begin Recorded information
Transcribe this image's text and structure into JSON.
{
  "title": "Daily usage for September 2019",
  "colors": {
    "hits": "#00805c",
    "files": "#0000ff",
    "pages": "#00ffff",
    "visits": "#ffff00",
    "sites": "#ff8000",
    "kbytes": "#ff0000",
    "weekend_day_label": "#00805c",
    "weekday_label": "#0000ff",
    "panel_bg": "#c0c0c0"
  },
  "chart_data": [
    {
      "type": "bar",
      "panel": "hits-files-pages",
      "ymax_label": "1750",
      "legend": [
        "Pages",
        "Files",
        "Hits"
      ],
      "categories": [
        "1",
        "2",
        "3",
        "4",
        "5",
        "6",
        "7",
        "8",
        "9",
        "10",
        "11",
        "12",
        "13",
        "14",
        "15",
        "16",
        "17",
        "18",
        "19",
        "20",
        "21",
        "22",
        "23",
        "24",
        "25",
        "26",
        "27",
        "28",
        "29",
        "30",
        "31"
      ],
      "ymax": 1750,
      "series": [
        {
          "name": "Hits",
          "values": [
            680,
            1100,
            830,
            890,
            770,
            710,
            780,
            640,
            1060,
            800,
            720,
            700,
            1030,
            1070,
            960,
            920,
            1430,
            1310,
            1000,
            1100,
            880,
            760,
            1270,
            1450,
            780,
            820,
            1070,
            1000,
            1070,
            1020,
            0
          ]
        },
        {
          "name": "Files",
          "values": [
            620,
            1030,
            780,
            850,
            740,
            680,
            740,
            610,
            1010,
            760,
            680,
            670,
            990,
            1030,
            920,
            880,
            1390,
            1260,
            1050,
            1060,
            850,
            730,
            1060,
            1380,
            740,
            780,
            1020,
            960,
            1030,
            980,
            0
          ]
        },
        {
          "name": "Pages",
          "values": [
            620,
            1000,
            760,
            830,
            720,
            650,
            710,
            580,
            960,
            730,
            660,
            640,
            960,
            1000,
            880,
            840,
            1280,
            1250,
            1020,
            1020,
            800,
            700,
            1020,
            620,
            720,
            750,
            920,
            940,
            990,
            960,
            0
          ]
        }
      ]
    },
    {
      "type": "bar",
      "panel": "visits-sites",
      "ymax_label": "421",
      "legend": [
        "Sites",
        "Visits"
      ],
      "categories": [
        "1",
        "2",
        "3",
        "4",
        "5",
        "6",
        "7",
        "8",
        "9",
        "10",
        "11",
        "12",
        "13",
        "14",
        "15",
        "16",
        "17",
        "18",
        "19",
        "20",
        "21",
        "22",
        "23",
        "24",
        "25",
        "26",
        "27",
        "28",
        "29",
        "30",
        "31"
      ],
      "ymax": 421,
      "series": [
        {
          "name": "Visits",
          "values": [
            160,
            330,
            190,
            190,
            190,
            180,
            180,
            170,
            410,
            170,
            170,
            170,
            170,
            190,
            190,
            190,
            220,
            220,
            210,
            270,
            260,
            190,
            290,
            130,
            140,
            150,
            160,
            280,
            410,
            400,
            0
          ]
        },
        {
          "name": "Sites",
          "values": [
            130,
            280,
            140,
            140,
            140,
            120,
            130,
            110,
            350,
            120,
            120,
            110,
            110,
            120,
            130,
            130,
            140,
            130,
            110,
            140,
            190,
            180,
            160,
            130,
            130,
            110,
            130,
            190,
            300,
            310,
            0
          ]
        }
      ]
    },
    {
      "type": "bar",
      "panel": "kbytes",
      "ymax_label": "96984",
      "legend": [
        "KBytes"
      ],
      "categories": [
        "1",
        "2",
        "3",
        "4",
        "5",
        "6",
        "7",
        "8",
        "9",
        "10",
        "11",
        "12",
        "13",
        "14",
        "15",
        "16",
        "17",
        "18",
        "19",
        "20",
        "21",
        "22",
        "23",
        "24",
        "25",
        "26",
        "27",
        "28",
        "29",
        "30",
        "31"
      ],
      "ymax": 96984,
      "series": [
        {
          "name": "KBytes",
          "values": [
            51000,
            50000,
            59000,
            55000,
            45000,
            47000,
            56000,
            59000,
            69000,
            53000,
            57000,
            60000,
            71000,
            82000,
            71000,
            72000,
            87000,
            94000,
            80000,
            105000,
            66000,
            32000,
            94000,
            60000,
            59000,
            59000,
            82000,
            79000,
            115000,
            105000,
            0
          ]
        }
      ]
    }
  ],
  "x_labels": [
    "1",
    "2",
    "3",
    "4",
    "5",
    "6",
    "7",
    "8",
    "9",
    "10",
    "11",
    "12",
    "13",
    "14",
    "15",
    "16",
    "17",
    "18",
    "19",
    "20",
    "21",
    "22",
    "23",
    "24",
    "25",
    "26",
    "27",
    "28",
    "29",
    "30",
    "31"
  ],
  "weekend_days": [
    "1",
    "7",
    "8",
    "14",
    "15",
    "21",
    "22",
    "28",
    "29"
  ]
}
end Recorded information
Take the entries above and transcribe them exactly.

§ **Written response**:
Transcribe this image's text and structure into JSON.
{
  "title": "Daily usage for September 2019",
  "colors": {
    "hits": "#00805c",
    "files": "#0000ff",
    "pages": "#00ffff",
    "visits": "#ffff00",
    "sites": "#ff8000",
    "kbytes": "#ff0000",
    "weekend_day_label": "#00805c",
    "weekday_label": "#0000ff",
    "panel_bg": "#c0c0c0"
  },
  "chart_data": [
    {
      "type": "bar",
      "panel": "hits-files-pages",
      "ymax_label": "1750",
      "legend": [
        "Pages",
        "Files",
        "Hits"
      ],
      "categories": [
        "1",
        "2",
        "3",
        "4",
        "5",
        "6",
        "7",
        "8",
        "9",
        "10",
        "11",
        "12",
        "13",
        "14",
        "15",
        "16",
        "17",
        "18",
        "19",
        "20",
        "21",
        "22",
        "23",
        "24",
        "25",
        "26",
        "27",
        "28",
        "29",
        "30",
        "31"
      ],
      "ymax": 1750,
      "series": [
        {
          "name": "Hits",
          "values": [
            680,
            1100,
            830,
            890,
            770,
            710,
            780,
            640,
            1060,
            800,
            720,
            700,
            1030,
            1070,
            960,
            920,
            1430,
            1310,
            1000,
            1100,
            880,
            760,
            1270,
            1450,
            780,
            820,
            1070,
            1000,
            1070,
            1020,
            0
          ]
        },
        {
          "name": "Files",
          "values": [
            620,
            1030,
            780,
            850,
            740,
            680,
            740,
            610,
            1010,
            760,
            680,
            670,
            990,
            1030,
            920,
            880,
            1390,
            1260,
            1050,
            1060,
            850,
            730,
            1060,
            1380,
            740,
            780,
            1020,
            960,
            1030,
            980,
            0
          ]
        },
        {
          "name": "Pages",
          "values": [
            620,
            1000,
            760,
            830,
            720,
            650,
            710,
            580,
            960,
            730,
            660,
            640,
            960,
            1000,
            880,
            840,
            1280,
            1250,
            1020,
            1020,
            800,
            700,
            1020,
            620,
            720,
            750,
            920,
            940,
            990,
            960,
            0
          ]
        }
      ]
    },
    {
      "type": "bar",
      "panel": "visits-sites",
      "ymax_label": "421",
      "legend": [
        "Sites",
        "Visits"
      ],
      "categories": [
        "1",
        "2",
        "3",
        "4",
        "5",
        "6",
        "7",
        "8",
        "9",
        "10",
        "11",
        "12",
        "13",
        "14",
        "15",
        "16",
        "17",
        "18",
        "19",
        "20",
        "21",
        "22",
        "23",
        "24",
        "25",
        "26",
        "27",
        "28",
        "29",
        "30",
        "31"
      ],
      "ymax": 421,
      "series": [
        {
          "name": "Visits",
          "values": [
            160,
            330,
            190,
            190,
            190,
            180,
            180,
            170,
            410,
            170,
            170,
            170,
            170,
            190,
            190,
            190,
            220,
            220,
            210,
            270,
            260,
            190,
            290,
            130,
            140,
            150,
            160,
            280,
            410,
            400,
            0
          ]
        },
        {
          "name": "Sites",
          "values": [
            130,
            280,
            140,
            140,
            140,
            120,
            130,
            110,
            350,
            120,
            120,
            110,
            110,
            120,
            130,
            130,
            140,
            130,
            110,
            140,
            190,
            180,
            160,
            130,
            130,
            110,
            130,
            190,
            300,
            310,
            0
          ]
        }
      ]
    },
    {
      "type": "bar",
      "panel": "kbytes",
      "ymax_label": "96984",
      "legend": [
        "KBytes"
      ],
      "categories": [
        "1",
        "2",
        "3",
        "4",
        "5",
        "6",
        "7",
        "8",
        "9",
        "10",
        "11",
        "12",
        "13",
        "14",
        "15",
        "16",
        "17",
        "18",
        "19",
        "20",
        "21",
        "22",
        "23",
        "24",
        "25",
        "26",
        "27",
        "28",
        "29",
        "30",
        "31"
      ],
      "ymax": 96984,
      "series": [
        {
          "name": "KBytes",
          "values": [
            51000,
            50000,
            59000,
            55000,
            45000,
            47000,
            56000,
            59000,
            69000,
            53000,
            57000,
            60000,
            71000,
            82000,
            71000,
            72000,
            87000,
            94000,
            80000,
            105000,
            66000,
            32000,
            94000,
            60000,
            59000,
            59000,
            82000,
            79000,
            115000,
            105000,
            0
          ]
        }
      ]
    }
  ],
  "x_labels": [
    "1",
    "2",
    "3",
    "4",
    "5",
    "6",
    "7",
    "8",
    "9",
    "10",
    "11",
    "12",
    "13",
    "14",
    "15",
    "16",
    "17",
    "18",
    "19",
    "20",
    "21",
    "22",
    "23",
    "24",
    "25",
    "26",
    "27",
    "28",
    "29",
    "30",
    "31"
  ],
  "weekend_days": [
    "1",
    "7",
    "8",
    "14",
    "15",
    "21",
    "22",
    "28",
    "29"
  ]
}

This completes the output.